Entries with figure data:

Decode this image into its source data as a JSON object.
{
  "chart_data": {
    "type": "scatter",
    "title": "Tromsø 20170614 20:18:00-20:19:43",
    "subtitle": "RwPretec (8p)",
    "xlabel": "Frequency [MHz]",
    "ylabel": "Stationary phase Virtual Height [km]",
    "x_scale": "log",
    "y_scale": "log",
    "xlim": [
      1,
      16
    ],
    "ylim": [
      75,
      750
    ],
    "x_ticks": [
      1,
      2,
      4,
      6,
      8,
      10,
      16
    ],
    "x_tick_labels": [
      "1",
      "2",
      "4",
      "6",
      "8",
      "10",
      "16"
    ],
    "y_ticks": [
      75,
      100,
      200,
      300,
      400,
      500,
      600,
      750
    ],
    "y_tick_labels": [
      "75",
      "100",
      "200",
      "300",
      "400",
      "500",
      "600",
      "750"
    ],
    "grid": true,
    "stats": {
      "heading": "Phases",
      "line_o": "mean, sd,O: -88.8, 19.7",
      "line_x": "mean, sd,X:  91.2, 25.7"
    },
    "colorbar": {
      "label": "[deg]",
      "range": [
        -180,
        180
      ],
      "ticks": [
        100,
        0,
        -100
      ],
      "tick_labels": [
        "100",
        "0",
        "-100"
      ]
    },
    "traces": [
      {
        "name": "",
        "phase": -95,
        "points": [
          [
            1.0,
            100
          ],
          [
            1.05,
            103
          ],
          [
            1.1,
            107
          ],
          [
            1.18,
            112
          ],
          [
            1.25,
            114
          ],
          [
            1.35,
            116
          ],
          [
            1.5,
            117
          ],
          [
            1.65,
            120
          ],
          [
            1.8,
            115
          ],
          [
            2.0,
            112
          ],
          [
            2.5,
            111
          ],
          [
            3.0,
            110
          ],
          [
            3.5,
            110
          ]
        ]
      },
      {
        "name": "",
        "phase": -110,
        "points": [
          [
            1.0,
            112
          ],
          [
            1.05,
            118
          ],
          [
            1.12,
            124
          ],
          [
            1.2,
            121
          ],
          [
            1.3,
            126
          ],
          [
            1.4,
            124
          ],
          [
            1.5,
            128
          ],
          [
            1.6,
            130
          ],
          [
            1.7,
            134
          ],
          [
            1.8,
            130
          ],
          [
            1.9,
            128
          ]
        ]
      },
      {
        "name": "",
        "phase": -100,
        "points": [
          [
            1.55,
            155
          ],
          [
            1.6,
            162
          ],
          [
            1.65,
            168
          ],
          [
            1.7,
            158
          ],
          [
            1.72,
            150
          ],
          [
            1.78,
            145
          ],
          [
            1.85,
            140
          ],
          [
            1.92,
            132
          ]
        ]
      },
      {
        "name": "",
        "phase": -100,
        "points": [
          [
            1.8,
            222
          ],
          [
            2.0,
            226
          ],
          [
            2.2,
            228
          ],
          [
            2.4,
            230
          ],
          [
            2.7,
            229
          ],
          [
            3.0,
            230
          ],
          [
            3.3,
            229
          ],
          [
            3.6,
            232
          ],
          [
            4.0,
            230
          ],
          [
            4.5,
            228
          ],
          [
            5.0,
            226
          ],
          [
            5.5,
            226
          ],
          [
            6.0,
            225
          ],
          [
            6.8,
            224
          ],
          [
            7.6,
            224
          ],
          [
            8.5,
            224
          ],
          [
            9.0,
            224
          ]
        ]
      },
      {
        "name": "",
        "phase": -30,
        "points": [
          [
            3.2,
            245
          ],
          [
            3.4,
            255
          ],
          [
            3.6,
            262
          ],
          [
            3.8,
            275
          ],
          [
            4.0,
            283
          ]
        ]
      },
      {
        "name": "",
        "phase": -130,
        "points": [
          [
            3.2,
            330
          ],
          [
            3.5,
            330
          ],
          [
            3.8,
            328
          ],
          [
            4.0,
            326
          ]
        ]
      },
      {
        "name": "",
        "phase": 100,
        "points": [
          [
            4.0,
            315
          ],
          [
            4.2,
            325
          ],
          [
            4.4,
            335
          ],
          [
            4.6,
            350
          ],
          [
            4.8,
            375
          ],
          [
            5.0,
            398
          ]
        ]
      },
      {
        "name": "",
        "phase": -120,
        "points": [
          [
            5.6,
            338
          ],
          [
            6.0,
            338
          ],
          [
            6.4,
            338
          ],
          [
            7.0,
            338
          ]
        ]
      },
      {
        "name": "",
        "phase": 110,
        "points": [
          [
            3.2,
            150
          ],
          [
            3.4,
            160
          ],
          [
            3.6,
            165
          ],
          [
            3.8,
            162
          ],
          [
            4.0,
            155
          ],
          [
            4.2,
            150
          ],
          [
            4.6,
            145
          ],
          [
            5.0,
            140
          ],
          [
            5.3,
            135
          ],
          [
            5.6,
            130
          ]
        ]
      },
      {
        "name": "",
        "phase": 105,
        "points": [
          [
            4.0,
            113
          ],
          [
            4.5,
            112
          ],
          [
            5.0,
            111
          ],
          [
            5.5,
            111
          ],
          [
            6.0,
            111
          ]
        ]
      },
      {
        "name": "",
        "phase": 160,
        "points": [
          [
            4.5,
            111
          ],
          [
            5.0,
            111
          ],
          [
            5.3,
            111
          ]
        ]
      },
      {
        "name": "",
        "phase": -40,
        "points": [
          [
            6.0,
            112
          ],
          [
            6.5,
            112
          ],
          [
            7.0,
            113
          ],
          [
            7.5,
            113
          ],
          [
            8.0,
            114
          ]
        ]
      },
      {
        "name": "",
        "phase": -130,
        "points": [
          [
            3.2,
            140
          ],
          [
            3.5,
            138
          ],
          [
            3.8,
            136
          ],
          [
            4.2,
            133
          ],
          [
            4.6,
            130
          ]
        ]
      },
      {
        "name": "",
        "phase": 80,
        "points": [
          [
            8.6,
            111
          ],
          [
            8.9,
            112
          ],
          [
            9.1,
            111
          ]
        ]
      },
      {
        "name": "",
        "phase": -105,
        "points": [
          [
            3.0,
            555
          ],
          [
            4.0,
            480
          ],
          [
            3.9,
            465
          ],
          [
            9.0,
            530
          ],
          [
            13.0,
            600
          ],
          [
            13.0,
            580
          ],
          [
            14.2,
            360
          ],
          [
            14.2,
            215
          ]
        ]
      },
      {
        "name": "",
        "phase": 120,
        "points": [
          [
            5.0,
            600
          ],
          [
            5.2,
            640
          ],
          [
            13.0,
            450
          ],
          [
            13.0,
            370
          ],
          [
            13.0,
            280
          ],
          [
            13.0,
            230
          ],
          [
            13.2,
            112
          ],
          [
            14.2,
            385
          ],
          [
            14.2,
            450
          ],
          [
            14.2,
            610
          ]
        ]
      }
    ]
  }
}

### What is required
Return each line of the data that contains the string "mean".

### Task result
      "line_o": "mean, sd,O: -88.8, 19.7",
      "line_x": "mean, sd,X:  91.2, 25.7"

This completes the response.